• TASK INSTRUCTIONS: All entries should be output exactly as they stand.

START

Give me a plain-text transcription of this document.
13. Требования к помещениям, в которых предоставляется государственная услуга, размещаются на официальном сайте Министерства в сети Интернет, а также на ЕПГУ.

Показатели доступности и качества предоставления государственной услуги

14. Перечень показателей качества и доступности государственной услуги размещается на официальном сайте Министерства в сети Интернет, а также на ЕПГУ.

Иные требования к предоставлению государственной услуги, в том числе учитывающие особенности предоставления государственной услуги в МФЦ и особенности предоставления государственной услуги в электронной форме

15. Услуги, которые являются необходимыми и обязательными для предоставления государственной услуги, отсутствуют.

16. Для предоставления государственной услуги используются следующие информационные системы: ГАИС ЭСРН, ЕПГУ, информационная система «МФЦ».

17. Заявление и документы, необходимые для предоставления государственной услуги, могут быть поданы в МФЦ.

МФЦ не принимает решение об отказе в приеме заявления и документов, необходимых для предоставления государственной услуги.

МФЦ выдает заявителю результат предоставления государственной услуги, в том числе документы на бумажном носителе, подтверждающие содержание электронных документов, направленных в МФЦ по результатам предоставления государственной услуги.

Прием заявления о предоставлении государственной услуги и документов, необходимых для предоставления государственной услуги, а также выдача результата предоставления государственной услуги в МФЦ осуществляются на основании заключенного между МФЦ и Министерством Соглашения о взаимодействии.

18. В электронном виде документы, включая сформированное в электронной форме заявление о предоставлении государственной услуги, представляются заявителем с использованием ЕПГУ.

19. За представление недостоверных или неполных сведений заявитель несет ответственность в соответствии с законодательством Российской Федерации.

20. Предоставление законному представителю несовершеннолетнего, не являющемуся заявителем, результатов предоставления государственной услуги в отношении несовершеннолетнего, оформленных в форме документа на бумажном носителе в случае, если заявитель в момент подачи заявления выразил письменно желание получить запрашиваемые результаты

END

• FULL ANSWER:
Give me a plain-text transcription of this document.
13. Требования к помещениям, в которых предоставляется государственная услуга, размещаются на официальном сайте Министерства в сети Интернет, а также на ЕПГУ.

Показатели доступности и качества предоставления государственной услуги

14. Перечень показателей качества и доступности государственной услуги размещается на официальном сайте Министерства в сети Интернет, а также на ЕПГУ.

Иные требования к предоставлению государственной услуги, в том числе учитывающие особенности предоставления государственной услуги в МФЦ и особенности предоставления государственной услуги в электронной форме

15. Услуги, которые являются необходимыми и обязательными для предоставления государственной услуги, отсутствуют.

16. Для предоставления государственной услуги используются следующие информационные системы: ГАИС ЭСРН, ЕПГУ, информационная система «МФЦ».

17. Заявление и документы, необходимые для предоставления государственной услуги, могут быть поданы в МФЦ.

МФЦ не принимает решение об отказе в приеме заявления и документов, необходимых для предоставления государственной услуги.

МФЦ выдает заявителю результат предоставления государственной услуги, в том числе документы на бумажном носителе, подтверждающие содержание электронных документов, направленных в МФЦ по результатам предоставления государственной услуги.

Прием заявления о предоставлении государственной услуги и документов, необходимых для предоставления государственной услуги, а также выдача результата предоставления государственной услуги в МФЦ осуществляются на основании заключенного между МФЦ и Министерством Соглашения о взаимодействии.

18. В электронном виде документы, включая сформированное в электронной форме заявление о предоставлении государственной услуги, представляются заявителем с использованием ЕПГУ.

19. За представление недостоверных или неполных сведений заявитель несет ответственность в соответствии с законодательством Российской Федерации.

20. Предоставление законному представителю несовершеннолетнего, не являющемуся заявителем, результатов предоставления государственной услуги в отношении несовершеннолетнего, оформленных в форме документа на бумажном носителе в случае, если заявитель в момент подачи заявления выразил письменно желание получить запрашиваемые результаты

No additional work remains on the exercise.